WHAT YOU SHOULD DO
Each line containing the word "Юность" should be found and copied.

ENTRIES SUPPLIED
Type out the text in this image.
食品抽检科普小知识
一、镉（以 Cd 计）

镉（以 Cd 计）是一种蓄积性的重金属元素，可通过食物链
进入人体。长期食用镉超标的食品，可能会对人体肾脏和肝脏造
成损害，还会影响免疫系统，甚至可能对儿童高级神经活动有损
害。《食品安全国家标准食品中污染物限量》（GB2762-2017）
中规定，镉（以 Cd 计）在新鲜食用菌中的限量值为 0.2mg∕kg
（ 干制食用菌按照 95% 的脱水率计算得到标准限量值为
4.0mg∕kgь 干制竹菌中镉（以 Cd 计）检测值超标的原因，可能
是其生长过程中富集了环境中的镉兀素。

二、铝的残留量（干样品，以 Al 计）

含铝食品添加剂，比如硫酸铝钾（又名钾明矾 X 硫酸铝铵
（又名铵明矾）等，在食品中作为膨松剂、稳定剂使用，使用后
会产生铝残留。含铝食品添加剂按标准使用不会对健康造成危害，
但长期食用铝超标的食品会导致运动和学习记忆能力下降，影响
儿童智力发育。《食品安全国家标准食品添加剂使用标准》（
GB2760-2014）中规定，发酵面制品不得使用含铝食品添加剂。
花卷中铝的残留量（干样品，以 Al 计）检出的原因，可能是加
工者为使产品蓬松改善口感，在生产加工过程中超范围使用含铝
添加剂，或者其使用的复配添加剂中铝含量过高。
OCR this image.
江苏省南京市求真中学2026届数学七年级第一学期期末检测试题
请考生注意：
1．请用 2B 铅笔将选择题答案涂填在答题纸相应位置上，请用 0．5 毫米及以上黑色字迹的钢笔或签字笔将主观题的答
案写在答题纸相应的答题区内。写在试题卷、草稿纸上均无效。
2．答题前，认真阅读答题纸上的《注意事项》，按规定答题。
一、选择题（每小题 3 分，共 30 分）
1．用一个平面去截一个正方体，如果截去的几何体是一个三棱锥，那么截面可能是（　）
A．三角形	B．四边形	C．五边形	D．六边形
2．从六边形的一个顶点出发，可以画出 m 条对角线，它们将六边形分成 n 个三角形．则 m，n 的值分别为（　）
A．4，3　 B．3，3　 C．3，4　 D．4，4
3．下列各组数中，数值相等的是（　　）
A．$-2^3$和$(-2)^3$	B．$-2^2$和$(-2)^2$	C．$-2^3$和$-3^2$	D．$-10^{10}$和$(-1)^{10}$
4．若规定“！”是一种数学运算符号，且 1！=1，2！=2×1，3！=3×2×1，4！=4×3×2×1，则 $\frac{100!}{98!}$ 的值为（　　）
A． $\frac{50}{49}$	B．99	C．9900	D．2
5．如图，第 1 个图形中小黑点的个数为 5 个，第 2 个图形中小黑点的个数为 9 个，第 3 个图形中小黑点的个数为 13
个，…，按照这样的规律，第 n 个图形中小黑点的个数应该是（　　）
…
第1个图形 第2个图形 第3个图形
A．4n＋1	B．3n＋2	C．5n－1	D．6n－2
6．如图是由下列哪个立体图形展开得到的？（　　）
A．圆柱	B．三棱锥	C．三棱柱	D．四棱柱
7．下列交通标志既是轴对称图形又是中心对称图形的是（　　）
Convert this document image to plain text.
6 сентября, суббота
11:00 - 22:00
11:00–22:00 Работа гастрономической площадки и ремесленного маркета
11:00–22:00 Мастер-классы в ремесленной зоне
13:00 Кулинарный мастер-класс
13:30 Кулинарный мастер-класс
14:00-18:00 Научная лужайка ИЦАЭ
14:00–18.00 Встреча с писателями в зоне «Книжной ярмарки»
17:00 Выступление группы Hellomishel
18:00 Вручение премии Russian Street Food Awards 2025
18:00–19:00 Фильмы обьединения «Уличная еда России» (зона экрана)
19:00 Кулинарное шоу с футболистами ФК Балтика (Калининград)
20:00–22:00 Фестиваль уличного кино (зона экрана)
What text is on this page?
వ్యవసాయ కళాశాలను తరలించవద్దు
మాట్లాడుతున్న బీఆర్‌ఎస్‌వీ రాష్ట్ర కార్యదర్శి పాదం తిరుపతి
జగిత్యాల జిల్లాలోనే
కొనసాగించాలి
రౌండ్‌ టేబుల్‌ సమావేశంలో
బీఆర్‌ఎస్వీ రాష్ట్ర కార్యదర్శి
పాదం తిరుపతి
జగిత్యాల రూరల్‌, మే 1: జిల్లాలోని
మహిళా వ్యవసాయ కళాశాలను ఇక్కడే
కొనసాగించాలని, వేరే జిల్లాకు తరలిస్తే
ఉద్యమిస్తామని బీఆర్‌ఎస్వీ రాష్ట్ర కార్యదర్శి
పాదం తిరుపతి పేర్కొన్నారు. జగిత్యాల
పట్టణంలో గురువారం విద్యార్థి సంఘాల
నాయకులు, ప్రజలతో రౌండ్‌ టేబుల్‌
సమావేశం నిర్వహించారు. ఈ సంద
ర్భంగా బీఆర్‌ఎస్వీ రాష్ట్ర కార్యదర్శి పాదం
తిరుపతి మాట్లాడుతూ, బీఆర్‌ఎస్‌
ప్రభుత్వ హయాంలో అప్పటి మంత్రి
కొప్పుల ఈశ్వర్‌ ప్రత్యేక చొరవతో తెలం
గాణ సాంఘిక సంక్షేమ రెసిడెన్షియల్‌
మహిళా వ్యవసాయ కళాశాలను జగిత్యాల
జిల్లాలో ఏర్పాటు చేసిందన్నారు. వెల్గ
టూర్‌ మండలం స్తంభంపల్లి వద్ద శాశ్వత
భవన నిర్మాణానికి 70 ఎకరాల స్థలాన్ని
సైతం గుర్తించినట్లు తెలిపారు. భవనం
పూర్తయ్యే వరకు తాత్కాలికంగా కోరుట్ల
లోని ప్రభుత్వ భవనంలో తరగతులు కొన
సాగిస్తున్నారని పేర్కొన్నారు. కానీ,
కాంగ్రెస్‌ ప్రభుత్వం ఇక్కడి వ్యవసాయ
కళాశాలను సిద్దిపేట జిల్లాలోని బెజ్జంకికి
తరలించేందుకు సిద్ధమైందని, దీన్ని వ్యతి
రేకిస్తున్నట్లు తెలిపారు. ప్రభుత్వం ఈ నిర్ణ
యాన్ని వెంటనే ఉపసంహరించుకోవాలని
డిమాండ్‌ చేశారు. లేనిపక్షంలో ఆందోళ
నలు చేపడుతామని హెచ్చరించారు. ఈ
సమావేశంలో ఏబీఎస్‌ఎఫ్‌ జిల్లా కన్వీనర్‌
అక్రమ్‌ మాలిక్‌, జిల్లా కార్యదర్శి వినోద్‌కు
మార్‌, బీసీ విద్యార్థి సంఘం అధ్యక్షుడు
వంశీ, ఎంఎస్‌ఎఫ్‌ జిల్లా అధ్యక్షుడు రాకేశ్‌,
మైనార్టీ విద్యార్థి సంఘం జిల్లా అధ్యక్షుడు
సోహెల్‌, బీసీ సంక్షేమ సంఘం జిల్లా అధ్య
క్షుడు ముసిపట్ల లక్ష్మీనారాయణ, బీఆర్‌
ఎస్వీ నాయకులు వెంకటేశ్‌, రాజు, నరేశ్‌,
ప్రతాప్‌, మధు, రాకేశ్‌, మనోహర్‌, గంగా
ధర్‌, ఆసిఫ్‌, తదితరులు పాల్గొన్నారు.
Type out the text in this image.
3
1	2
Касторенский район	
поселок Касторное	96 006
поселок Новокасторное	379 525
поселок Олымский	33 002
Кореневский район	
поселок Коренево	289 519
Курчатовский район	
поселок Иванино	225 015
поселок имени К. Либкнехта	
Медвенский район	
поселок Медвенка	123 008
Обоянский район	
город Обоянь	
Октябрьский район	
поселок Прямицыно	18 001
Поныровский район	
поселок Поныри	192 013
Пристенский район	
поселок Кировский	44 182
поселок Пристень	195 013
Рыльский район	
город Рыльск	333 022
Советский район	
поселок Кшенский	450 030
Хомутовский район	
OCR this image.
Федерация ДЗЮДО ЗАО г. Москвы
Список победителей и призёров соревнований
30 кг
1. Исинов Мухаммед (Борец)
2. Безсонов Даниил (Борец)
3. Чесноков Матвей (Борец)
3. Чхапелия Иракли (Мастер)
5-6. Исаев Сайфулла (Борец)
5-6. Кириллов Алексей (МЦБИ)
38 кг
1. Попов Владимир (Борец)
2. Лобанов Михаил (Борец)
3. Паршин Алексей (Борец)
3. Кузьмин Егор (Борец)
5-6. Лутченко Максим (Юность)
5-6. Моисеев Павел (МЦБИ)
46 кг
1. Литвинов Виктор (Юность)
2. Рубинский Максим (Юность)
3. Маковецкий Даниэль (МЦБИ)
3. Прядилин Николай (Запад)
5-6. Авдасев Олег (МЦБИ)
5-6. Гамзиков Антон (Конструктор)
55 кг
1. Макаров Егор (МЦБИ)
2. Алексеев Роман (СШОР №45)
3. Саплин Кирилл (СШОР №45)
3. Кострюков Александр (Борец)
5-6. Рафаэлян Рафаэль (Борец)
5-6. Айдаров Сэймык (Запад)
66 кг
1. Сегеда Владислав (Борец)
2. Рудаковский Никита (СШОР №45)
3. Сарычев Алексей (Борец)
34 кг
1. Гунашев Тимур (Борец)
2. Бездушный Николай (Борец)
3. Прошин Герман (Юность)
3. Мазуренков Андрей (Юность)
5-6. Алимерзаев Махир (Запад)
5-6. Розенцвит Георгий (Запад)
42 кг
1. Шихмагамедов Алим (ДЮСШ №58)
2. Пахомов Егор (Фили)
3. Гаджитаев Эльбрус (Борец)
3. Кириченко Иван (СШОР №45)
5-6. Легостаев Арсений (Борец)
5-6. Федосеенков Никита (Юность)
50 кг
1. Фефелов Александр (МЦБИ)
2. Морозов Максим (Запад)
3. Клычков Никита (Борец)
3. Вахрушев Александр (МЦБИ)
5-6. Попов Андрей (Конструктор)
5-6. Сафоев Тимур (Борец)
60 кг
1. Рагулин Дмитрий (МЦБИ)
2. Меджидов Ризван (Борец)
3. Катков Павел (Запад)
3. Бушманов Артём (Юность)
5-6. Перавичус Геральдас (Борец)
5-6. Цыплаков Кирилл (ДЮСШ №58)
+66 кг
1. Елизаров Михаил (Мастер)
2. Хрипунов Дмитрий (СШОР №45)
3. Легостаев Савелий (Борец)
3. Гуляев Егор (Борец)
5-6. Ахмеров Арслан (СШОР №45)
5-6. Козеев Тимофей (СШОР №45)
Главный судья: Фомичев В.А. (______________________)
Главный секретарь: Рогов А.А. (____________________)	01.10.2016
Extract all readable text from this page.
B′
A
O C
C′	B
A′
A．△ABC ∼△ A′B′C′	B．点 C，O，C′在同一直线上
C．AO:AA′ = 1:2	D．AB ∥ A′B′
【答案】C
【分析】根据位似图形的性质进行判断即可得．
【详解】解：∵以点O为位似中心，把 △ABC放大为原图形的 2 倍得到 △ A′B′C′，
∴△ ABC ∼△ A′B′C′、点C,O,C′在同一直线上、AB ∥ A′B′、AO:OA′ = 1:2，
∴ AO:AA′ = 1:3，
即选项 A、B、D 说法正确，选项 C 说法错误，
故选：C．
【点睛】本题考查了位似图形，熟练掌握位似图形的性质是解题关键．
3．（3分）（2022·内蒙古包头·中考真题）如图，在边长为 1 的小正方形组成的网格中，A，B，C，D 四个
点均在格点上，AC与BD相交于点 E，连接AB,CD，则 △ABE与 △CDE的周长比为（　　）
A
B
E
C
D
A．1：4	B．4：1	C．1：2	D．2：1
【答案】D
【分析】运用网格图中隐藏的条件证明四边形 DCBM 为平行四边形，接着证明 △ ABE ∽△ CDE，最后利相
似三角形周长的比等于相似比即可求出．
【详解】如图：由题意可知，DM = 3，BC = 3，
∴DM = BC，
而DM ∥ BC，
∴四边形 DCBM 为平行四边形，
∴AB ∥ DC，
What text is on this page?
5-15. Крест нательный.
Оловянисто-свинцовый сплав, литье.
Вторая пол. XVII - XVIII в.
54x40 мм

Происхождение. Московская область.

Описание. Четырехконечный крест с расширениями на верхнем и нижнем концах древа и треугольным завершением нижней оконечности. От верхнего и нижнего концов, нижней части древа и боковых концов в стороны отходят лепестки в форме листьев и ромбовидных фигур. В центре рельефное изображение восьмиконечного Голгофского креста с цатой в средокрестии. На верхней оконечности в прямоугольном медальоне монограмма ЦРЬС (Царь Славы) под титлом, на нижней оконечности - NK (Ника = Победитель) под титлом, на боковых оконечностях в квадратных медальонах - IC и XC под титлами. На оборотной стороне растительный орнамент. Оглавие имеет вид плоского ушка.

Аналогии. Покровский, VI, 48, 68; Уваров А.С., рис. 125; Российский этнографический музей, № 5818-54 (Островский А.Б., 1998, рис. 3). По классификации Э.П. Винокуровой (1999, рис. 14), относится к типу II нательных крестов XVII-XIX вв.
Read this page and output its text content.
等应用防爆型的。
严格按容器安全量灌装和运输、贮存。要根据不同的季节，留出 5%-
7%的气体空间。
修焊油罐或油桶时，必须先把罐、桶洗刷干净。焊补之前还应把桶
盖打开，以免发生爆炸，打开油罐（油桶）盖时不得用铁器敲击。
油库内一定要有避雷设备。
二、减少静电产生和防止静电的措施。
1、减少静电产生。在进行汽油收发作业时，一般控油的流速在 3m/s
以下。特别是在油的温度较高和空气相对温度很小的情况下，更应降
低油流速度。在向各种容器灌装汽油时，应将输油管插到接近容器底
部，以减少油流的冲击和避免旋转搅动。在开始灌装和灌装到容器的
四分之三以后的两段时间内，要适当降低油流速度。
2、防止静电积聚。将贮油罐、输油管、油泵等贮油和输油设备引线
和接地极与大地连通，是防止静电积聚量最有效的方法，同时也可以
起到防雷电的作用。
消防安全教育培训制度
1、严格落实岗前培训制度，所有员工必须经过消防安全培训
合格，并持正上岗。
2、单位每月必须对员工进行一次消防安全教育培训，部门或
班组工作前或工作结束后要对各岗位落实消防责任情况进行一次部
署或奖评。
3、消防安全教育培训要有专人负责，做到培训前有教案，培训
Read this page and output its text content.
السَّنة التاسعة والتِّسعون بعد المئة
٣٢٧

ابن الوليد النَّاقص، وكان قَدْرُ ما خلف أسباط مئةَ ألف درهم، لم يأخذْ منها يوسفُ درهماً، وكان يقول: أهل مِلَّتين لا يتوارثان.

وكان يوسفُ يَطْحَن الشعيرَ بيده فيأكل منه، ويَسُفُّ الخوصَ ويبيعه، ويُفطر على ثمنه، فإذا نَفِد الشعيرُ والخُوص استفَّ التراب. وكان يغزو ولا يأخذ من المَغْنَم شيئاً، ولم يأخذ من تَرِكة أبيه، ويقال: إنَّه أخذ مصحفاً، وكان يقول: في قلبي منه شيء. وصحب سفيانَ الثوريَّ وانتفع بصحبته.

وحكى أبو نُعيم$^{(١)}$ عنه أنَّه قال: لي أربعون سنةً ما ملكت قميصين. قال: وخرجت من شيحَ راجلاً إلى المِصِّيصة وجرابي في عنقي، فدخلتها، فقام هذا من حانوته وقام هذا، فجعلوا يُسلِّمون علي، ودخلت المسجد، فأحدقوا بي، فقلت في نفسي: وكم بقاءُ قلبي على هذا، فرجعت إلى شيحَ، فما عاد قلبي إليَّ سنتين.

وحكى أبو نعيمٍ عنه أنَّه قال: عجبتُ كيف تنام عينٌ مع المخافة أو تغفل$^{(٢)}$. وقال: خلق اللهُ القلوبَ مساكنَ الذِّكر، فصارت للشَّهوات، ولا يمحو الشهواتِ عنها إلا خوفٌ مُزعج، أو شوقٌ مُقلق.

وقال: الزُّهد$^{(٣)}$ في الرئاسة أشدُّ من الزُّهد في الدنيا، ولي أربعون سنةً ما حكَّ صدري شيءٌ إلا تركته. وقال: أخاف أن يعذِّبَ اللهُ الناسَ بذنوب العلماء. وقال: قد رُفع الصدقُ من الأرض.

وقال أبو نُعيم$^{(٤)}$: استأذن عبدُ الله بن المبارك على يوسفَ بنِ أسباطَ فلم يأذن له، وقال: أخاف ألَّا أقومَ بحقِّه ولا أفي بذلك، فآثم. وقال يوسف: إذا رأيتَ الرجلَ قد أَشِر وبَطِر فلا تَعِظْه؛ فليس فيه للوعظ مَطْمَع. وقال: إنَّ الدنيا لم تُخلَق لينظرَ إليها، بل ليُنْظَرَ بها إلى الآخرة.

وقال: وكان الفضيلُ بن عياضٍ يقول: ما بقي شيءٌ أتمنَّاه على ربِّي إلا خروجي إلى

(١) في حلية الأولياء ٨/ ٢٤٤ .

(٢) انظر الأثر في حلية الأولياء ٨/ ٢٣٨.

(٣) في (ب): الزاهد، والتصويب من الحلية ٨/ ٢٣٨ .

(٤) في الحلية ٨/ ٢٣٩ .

RESPONSE BELOW
5-6. Лутченко Максим (Юность)
1. Литвинов Виктор (Юность)
2. Рубинский Максим (Юность)
3. Прошин Герман (Юность)
3. Мазуренков Андрей (Юность)
5-6. Федосеенков Никита (Юность)
3. Бушманов Артём (Юность)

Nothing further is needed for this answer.